Records from a collection
+ + + + +

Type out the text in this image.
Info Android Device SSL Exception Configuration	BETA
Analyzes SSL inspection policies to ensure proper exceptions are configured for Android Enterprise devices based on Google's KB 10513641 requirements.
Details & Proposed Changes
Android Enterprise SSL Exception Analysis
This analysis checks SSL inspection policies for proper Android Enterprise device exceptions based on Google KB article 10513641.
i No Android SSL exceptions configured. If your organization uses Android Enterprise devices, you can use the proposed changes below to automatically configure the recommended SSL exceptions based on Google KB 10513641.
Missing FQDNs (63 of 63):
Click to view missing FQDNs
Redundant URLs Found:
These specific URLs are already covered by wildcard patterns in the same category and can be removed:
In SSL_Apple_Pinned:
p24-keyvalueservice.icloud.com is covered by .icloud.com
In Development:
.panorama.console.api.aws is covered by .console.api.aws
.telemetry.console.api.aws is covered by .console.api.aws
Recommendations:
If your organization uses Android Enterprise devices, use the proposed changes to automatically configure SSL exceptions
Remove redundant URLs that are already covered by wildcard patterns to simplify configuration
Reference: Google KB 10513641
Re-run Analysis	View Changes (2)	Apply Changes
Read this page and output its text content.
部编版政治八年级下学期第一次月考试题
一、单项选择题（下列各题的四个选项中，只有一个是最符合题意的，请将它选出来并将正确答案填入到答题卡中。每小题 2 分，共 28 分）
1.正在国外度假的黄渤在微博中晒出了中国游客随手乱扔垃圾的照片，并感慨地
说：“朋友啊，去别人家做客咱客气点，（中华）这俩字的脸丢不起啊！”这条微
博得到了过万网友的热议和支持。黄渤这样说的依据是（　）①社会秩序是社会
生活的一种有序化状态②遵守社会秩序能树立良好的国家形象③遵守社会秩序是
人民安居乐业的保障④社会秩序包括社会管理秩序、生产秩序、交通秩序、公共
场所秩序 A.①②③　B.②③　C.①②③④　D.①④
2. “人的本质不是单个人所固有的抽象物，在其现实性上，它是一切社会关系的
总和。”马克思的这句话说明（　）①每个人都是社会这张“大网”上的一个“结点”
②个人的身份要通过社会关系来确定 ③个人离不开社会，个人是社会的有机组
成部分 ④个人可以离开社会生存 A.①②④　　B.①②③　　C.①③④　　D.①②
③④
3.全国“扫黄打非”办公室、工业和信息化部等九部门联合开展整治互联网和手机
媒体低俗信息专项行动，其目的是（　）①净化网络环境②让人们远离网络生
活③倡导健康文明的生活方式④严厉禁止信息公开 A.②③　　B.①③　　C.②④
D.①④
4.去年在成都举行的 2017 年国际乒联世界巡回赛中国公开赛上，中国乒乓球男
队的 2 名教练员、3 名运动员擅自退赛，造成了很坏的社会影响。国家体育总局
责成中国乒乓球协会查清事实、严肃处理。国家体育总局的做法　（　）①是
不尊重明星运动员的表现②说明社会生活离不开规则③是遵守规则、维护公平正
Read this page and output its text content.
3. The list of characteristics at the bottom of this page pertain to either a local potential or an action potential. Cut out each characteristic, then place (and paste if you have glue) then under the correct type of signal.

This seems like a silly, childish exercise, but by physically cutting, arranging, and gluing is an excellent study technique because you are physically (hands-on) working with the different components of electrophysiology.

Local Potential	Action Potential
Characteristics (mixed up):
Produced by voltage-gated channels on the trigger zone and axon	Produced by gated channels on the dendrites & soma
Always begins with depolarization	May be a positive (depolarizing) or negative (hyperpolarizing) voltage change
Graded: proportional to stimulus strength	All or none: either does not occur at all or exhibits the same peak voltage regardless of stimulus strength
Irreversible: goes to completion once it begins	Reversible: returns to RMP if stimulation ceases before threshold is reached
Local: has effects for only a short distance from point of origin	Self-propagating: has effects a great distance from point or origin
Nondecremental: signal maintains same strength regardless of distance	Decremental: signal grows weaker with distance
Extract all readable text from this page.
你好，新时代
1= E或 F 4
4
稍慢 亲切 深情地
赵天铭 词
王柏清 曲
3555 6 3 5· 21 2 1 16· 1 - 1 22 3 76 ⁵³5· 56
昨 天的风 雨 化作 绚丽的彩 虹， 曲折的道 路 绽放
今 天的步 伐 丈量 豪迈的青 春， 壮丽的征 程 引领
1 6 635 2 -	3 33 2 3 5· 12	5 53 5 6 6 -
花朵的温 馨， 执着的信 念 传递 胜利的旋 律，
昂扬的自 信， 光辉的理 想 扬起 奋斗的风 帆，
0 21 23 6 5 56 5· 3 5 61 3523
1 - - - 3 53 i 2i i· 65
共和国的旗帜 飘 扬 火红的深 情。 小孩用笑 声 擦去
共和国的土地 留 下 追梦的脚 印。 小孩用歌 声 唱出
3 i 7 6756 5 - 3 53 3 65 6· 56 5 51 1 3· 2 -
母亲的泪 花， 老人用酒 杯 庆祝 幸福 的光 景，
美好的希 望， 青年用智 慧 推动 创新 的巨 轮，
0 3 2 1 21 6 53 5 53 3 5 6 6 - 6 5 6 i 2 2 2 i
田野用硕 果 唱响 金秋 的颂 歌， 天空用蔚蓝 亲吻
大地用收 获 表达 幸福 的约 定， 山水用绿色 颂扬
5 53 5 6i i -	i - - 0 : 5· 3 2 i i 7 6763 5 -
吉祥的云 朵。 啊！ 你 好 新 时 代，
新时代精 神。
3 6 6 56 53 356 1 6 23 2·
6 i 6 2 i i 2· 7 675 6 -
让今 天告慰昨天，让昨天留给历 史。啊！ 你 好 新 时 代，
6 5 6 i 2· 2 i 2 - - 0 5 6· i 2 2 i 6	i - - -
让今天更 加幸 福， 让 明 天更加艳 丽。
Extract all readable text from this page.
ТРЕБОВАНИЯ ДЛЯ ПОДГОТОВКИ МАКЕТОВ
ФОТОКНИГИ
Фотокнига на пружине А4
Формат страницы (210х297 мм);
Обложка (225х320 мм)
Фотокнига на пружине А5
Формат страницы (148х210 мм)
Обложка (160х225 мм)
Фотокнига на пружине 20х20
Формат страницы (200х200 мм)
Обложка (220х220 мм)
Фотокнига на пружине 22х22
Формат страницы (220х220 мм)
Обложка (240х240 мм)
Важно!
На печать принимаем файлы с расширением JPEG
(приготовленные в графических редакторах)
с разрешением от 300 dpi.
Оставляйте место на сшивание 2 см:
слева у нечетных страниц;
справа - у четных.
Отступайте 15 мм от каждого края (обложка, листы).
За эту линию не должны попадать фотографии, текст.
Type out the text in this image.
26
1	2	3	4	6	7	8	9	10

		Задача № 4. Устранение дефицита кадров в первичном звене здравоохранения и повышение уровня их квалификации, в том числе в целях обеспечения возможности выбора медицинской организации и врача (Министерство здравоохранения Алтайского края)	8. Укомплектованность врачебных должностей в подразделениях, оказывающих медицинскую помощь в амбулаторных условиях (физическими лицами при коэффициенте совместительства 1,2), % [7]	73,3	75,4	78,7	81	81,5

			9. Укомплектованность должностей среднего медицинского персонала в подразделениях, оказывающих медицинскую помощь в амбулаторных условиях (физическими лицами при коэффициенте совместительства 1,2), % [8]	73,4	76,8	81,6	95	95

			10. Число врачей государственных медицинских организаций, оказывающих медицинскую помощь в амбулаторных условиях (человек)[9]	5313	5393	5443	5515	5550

+ + + + +

Return all of the data exactly as it reads.

### WORKED ANSWER
Type out the text in this image.
Info Android Device SSL Exception Configuration	BETA
Analyzes SSL inspection policies to ensure proper exceptions are configured for Android Enterprise devices based on Google's KB 10513641 requirements.
Details & Proposed Changes
Android Enterprise SSL Exception Analysis
This analysis checks SSL inspection policies for proper Android Enterprise device exceptions based on Google KB article 10513641.
i No Android SSL exceptions configured. If your organization uses Android Enterprise devices, you can use the proposed changes below to automatically configure the recommended SSL exceptions based on Google KB 10513641.
Missing FQDNs (63 of 63):
Click to view missing FQDNs
Redundant URLs Found:
These specific URLs are already covered by wildcard patterns in the same category and can be removed:
In SSL_Apple_Pinned:
p24-keyvalueservice.icloud.com is covered by .icloud.com
In Development:
.panorama.console.api.aws is covered by .console.api.aws
.telemetry.console.api.aws is covered by .console.api.aws
Recommendations:
If your organization uses Android Enterprise devices, use the proposed changes to automatically configure SSL exceptions
Remove redundant URLs that are already covered by wildcard patterns to simplify configuration
Reference: Google KB 10513641
Re-run Analysis	View Changes (2)	Apply Changes
Read this page and output its text content.
部编版政治八年级下学期第一次月考试题
一、单项选择题（下列各题的四个选项中，只有一个是最符合题意的，请将它选出来并将正确答案填入到答题卡中。每小题 2 分，共 28 分）
1.正在国外度假的黄渤在微博中晒出了中国游客随手乱扔垃圾的照片，并感慨地
说：“朋友啊，去别人家做客咱客气点，（中华）这俩字的脸丢不起啊！”这条微
博得到了过万网友的热议和支持。黄渤这样说的依据是（　）①社会秩序是社会
生活的一种有序化状态②遵守社会秩序能树立良好的国家形象③遵守社会秩序是
人民安居乐业的保障④社会秩序包括社会管理秩序、生产秩序、交通秩序、公共
场所秩序 A.①②③　B.②③　C.①②③④　D.①④
2. “人的本质不是单个人所固有的抽象物，在其现实性上，它是一切社会关系的
总和。”马克思的这句话说明（　）①每个人都是社会这张“大网”上的一个“结点”
②个人的身份要通过社会关系来确定 ③个人离不开社会，个人是社会的有机组
成部分 ④个人可以离开社会生存 A.①②④　　B.①②③　　C.①③④　　D.①②
③④
3.全国“扫黄打非”办公室、工业和信息化部等九部门联合开展整治互联网和手机
媒体低俗信息专项行动，其目的是（　）①净化网络环境②让人们远离网络生
活③倡导健康文明的生活方式④严厉禁止信息公开 A.②③　　B.①③　　C.②④
D.①④
4.去年在成都举行的 2017 年国际乒联世界巡回赛中国公开赛上，中国乒乓球男
队的 2 名教练员、3 名运动员擅自退赛，造成了很坏的社会影响。国家体育总局
责成中国乒乓球协会查清事实、严肃处理。国家体育总局的做法　（　）①是
不尊重明星运动员的表现②说明社会生活离不开规则③是遵守规则、维护公平正
Read this page and output its text content.
3. The list of characteristics at the bottom of this page pertain to either a local potential or an action potential. Cut out each characteristic, then place (and paste if you have glue) then under the correct type of signal.

This seems like a silly, childish exercise, but by physically cutting, arranging, and gluing is an excellent study technique because you are physically (hands-on) working with the different components of electrophysiology.

Local Potential	Action Potential
Characteristics (mixed up):
Produced by voltage-gated channels on the trigger zone and axon	Produced by gated channels on the dendrites & soma
Always begins with depolarization	May be a positive (depolarizing) or negative (hyperpolarizing) voltage change
Graded: proportional to stimulus strength	All or none: either does not occur at all or exhibits the same peak voltage regardless of stimulus strength
Irreversible: goes to completion once it begins	Reversible: returns to RMP if stimulation ceases before threshold is reached
Local: has effects for only a short distance from point of origin	Self-propagating: has effects a great distance from point or origin
Nondecremental: signal maintains same strength regardless of distance	Decremental: signal grows weaker with distance
Extract all readable text from this page.
你好，新时代
1= E或 F 4
4
稍慢 亲切 深情地
赵天铭 词
王柏清 曲
3555 6 3 5· 21 2 1 16· 1 - 1 22 3 76 ⁵³5· 56
昨 天的风 雨 化作 绚丽的彩 虹， 曲折的道 路 绽放
今 天的步 伐 丈量 豪迈的青 春， 壮丽的征 程 引领
1 6 635 2 -	3 33 2 3 5· 12	5 53 5 6 6 -
花朵的温 馨， 执着的信 念 传递 胜利的旋 律，
昂扬的自 信， 光辉的理 想 扬起 奋斗的风 帆，
0 21 23 6 5 56 5· 3 5 61 3523
1 - - - 3 53 i 2i i· 65
共和国的旗帜 飘 扬 火红的深 情。 小孩用笑 声 擦去
共和国的土地 留 下 追梦的脚 印。 小孩用歌 声 唱出
3 i 7 6756 5 - 3 53 3 65 6· 56 5 51 1 3· 2 -
母亲的泪 花， 老人用酒 杯 庆祝 幸福 的光 景，
美好的希 望， 青年用智 慧 推动 创新 的巨 轮，
0 3 2 1 21 6 53 5 53 3 5 6 6 - 6 5 6 i 2 2 2 i
田野用硕 果 唱响 金秋 的颂 歌， 天空用蔚蓝 亲吻
大地用收 获 表达 幸福 的约 定， 山水用绿色 颂扬
5 53 5 6i i -	i - - 0 : 5· 3 2 i i 7 6763 5 -
吉祥的云 朵。 啊！ 你 好 新 时 代，
新时代精 神。
3 6 6 56 53 356 1 6 23 2·
6 i 6 2 i i 2· 7 675 6 -
让今 天告慰昨天，让昨天留给历 史。啊！ 你 好 新 时 代，
6 5 6 i 2· 2 i 2 - - 0 5 6· i 2 2 i 6	i - - -
让今天更 加幸 福， 让 明 天更加艳 丽。
Extract all readable text from this page.
ТРЕБОВАНИЯ ДЛЯ ПОДГОТОВКИ МАКЕТОВ
ФОТОКНИГИ
Фотокнига на пружине А4
Формат страницы (210х297 мм);
Обложка (225х320 мм)
Фотокнига на пружине А5
Формат страницы (148х210 мм)
Обложка (160х225 мм)
Фотокнига на пружине 20х20
Формат страницы (200х200 мм)
Обложка (220х220 мм)
Фотокнига на пружине 22х22
Формат страницы (220х220 мм)
Обложка (240х240 мм)
Важно!
На печать принимаем файлы с расширением JPEG
(приготовленные в графических редакторах)
с разрешением от 300 dpi.
Оставляйте место на сшивание 2 см:
слева у нечетных страниц;
справа - у четных.
Отступайте 15 мм от каждого края (обложка, листы).
За эту линию не должны попадать фотографии, текст.
Type out the text in this image.
26
1	2	3	4	6	7	8	9	10

		Задача № 4. Устранение дефицита кадров в первичном звене здравоохранения и повышение уровня их квалификации, в том числе в целях обеспечения возможности выбора медицинской организации и врача (Министерство здравоохранения Алтайского края)	8. Укомплектованность врачебных должностей в подразделениях, оказывающих медицинскую помощь в амбулаторных условиях (физическими лицами при коэффициенте совместительства 1,2), % [7]	73,3	75,4	78,7	81	81,5

			9. Укомплектованность должностей среднего медицинского персонала в подразделениях, оказывающих медицинскую помощь в амбулаторных условиях (физическими лицами при коэффициенте совместительства 1,2), % [8]	73,4	76,8	81,6	95	95

			10. Число врачей государственных медицинских организаций, оказывающих медицинскую помощь в амбулаторных условиях (человек)[9]	5313	5393	5443	5515	5550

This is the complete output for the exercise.